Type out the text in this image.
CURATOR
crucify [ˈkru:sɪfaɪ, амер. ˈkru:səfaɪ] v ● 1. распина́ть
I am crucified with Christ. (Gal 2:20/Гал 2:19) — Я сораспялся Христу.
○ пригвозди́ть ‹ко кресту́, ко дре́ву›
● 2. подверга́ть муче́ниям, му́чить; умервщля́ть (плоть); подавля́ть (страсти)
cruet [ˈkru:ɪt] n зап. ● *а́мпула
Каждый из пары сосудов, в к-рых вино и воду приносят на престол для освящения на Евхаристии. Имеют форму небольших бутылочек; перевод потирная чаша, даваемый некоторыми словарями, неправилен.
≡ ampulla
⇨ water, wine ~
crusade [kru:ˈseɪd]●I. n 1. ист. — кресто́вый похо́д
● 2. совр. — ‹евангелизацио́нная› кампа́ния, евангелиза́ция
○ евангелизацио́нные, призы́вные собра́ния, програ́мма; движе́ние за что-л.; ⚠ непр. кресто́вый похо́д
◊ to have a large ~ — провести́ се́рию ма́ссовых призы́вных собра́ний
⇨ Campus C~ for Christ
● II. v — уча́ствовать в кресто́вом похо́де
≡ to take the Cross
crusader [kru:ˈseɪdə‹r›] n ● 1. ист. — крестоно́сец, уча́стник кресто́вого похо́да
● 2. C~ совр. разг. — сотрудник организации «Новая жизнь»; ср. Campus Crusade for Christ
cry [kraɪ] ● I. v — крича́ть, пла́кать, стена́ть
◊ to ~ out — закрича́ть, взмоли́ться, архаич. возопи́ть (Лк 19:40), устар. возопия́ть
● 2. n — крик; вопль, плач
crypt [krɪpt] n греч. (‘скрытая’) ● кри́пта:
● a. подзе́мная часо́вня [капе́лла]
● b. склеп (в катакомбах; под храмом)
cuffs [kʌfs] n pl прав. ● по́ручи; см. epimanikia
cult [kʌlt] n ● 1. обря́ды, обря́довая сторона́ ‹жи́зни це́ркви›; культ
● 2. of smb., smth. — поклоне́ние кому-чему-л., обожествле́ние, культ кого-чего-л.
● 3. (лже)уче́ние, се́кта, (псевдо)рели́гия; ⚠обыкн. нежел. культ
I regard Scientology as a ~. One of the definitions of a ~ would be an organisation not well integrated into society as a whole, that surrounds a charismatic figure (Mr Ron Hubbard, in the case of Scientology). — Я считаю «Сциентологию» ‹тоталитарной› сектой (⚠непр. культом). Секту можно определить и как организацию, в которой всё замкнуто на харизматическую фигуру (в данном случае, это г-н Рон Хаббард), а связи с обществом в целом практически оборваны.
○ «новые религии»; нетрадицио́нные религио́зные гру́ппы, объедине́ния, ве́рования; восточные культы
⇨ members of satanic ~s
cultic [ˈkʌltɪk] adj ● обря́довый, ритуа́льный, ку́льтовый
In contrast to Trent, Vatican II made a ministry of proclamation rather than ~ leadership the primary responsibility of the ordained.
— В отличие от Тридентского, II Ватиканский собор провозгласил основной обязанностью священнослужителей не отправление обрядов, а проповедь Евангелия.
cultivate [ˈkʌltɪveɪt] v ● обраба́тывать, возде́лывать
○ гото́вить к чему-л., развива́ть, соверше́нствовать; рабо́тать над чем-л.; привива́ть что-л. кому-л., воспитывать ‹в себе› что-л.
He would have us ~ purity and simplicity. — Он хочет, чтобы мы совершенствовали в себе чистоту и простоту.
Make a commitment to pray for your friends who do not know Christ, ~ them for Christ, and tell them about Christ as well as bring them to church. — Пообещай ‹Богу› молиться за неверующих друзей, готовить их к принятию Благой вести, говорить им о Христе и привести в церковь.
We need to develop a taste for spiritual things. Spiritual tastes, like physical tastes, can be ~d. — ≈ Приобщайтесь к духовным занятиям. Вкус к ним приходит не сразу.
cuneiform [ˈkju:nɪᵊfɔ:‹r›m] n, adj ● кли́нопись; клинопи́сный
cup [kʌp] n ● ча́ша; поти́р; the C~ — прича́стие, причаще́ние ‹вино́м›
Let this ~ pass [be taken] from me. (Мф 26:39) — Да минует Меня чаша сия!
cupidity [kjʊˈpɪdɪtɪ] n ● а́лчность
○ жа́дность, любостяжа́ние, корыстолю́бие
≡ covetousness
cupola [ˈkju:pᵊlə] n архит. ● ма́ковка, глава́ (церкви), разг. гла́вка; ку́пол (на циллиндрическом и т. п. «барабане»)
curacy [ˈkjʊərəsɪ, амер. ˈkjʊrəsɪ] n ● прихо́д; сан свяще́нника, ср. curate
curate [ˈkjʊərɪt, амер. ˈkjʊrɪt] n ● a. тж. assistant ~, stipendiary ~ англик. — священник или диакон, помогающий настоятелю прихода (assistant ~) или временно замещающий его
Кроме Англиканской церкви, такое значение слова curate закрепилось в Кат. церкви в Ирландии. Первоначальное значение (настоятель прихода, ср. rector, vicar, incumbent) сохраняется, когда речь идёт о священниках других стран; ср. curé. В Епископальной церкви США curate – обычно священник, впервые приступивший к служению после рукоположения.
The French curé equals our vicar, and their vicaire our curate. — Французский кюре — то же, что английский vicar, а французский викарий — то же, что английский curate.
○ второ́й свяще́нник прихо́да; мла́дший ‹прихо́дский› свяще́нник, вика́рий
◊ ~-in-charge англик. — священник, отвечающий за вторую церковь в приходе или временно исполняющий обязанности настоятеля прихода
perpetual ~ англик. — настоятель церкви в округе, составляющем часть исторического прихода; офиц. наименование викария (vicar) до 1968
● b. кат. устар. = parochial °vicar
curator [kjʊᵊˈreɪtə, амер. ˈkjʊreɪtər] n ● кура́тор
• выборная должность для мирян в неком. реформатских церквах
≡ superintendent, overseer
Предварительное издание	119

[Short exercise]: Using the listing above, state the number of lines that hold "настоятель", with no other text.

[The solution]: 2